Work to be completed: Reproduce each line exactly, including spacing and punctuation.

Data for this exercise:
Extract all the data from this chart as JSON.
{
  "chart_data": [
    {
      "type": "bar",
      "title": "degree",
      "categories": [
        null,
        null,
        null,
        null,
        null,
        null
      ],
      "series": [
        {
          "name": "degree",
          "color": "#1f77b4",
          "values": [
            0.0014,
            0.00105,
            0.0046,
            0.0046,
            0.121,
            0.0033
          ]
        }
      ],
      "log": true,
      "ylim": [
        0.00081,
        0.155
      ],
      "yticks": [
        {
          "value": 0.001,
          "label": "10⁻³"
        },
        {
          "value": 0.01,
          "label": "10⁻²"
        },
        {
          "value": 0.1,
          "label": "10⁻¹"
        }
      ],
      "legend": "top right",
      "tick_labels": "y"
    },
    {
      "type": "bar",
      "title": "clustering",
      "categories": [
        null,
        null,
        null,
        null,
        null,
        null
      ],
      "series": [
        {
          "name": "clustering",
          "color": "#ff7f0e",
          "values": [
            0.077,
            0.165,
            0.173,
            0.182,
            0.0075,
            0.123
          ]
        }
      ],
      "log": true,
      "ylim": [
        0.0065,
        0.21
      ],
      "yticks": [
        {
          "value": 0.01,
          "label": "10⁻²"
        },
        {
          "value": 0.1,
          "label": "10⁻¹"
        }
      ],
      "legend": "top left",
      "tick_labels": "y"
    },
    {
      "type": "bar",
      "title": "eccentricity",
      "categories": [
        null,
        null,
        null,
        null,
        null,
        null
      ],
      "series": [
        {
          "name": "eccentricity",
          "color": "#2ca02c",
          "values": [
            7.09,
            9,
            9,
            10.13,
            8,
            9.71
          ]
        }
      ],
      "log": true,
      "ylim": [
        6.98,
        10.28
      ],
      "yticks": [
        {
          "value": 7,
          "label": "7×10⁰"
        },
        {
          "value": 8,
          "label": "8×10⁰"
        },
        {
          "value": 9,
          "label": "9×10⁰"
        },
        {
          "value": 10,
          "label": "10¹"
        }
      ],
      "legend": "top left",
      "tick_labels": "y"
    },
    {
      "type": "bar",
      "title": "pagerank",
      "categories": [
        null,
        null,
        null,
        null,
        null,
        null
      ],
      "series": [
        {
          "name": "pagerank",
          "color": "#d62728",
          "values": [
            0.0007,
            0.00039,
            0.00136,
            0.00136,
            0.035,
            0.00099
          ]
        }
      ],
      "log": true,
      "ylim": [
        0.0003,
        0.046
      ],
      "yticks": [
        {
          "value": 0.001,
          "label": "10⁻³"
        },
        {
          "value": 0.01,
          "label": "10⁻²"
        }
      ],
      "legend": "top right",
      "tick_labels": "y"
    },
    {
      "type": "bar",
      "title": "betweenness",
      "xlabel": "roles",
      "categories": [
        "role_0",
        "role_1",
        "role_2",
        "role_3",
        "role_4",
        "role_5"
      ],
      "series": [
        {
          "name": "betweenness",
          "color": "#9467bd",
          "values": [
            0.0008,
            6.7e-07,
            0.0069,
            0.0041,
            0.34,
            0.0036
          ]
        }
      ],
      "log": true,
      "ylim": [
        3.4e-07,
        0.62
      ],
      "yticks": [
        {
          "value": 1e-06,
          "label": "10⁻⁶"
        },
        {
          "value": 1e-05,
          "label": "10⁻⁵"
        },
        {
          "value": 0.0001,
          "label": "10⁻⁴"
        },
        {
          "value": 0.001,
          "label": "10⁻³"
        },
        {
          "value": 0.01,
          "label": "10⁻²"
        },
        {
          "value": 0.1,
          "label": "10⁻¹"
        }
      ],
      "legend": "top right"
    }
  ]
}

The completed task:
Extract all the data from this chart as JSON.
{
  "chart_data": [
    {
      "type": "bar",
      "title": "degree",
      "categories": [
        null,
        null,
        null,
        null,
        null,
        null
      ],
      "series": [
        {
          "name": "degree",
          "color": "#1f77b4",
          "values": [
            0.0014,
            0.00105,
            0.0046,
            0.0046,
            0.121,
            0.0033
          ]
        }
      ],
      "log": true,
      "ylim": [
        0.00081,
        0.155
      ],
      "yticks": [
        {
          "value": 0.001,
          "label": "10⁻³"
        },
        {
          "value": 0.01,
          "label": "10⁻²"
        },
        {
          "value": 0.1,
          "label": "10⁻¹"
        }
      ],
      "legend": "top right",
      "tick_labels": "y"
    },
    {
      "type": "bar",
      "title": "clustering",
      "categories": [
        null,
        null,
        null,
        null,
        null,
        null
      ],
      "series": [
        {
          "name": "clustering",
          "color": "#ff7f0e",
          "values": [
            0.077,
            0.165,
            0.173,
            0.182,
            0.0075,
            0.123
          ]
        }
      ],
      "log": true,
      "ylim": [
        0.0065,
        0.21
      ],
      "yticks": [
        {
          "value": 0.01,
          "label": "10⁻²"
        },
        {
          "value": 0.1,
          "label": "10⁻¹"
        }
      ],
      "legend": "top left",
      "tick_labels": "y"
    },
    {
      "type": "bar",
      "title": "eccentricity",
      "categories": [
        null,
        null,
        null,
        null,
        null,
        null
      ],
      "series": [
        {
          "name": "eccentricity",
          "color": "#2ca02c",
          "values": [
            7.09,
            9,
            9,
            10.13,
            8,
            9.71
          ]
        }
      ],
      "log": true,
      "ylim": [
        6.98,
        10.28
      ],
      "yticks": [
        {
          "value": 7,
          "label": "7×10⁰"
        },
        {
          "value": 8,
          "label": "8×10⁰"
        },
        {
          "value": 9,
          "label": "9×10⁰"
        },
        {
          "value": 10,
          "label": "10¹"
        }
      ],
      "legend": "top left",
      "tick_labels": "y"
    },
    {
      "type": "bar",
      "title": "pagerank",
      "categories": [
        null,
        null,
        null,
        null,
        null,
        null
      ],
      "series": [
        {
          "name": "pagerank",
          "color": "#d62728",
          "values": [
            0.0007,
            0.00039,
            0.00136,
            0.00136,
            0.035,
            0.00099
          ]
        }
      ],
      "log": true,
      "ylim": [
        0.0003,
        0.046
      ],
      "yticks": [
        {
          "value": 0.001,
          "label": "10⁻³"
        },
        {
          "value": 0.01,
          "label": "10⁻²"
        }
      ],
      "legend": "top right",
      "tick_labels": "y"
    },
    {
      "type": "bar",
      "title": "betweenness",
      "xlabel": "roles",
      "categories": [
        "role_0",
        "role_1",
        "role_2",
        "role_3",
        "role_4",
        "role_5"
      ],
      "series": [
        {
          "name": "betweenness",
          "color": "#9467bd",
          "values": [
            0.0008,
            6.7e-07,
            0.0069,
            0.0041,
            0.34,
            0.0036
          ]
        }
      ],
      "log": true,
      "ylim": [
        3.4e-07,
        0.62
      ],
      "yticks": [
        {
          "value": 1e-06,
          "label": "10⁻⁶"
        },
        {
          "value": 1e-05,
          "label": "10⁻⁵"
        },
        {
          "value": 0.0001,
          "label": "10⁻⁴"
        },
        {
          "value": 0.001,
          "label": "10⁻³"
        },
        {
          "value": 0.01,
          "label": "10⁻²"
        },
        {
          "value": 0.1,
          "label": "10⁻¹"
        }
      ],
      "legend": "top right"
    }
  ]
}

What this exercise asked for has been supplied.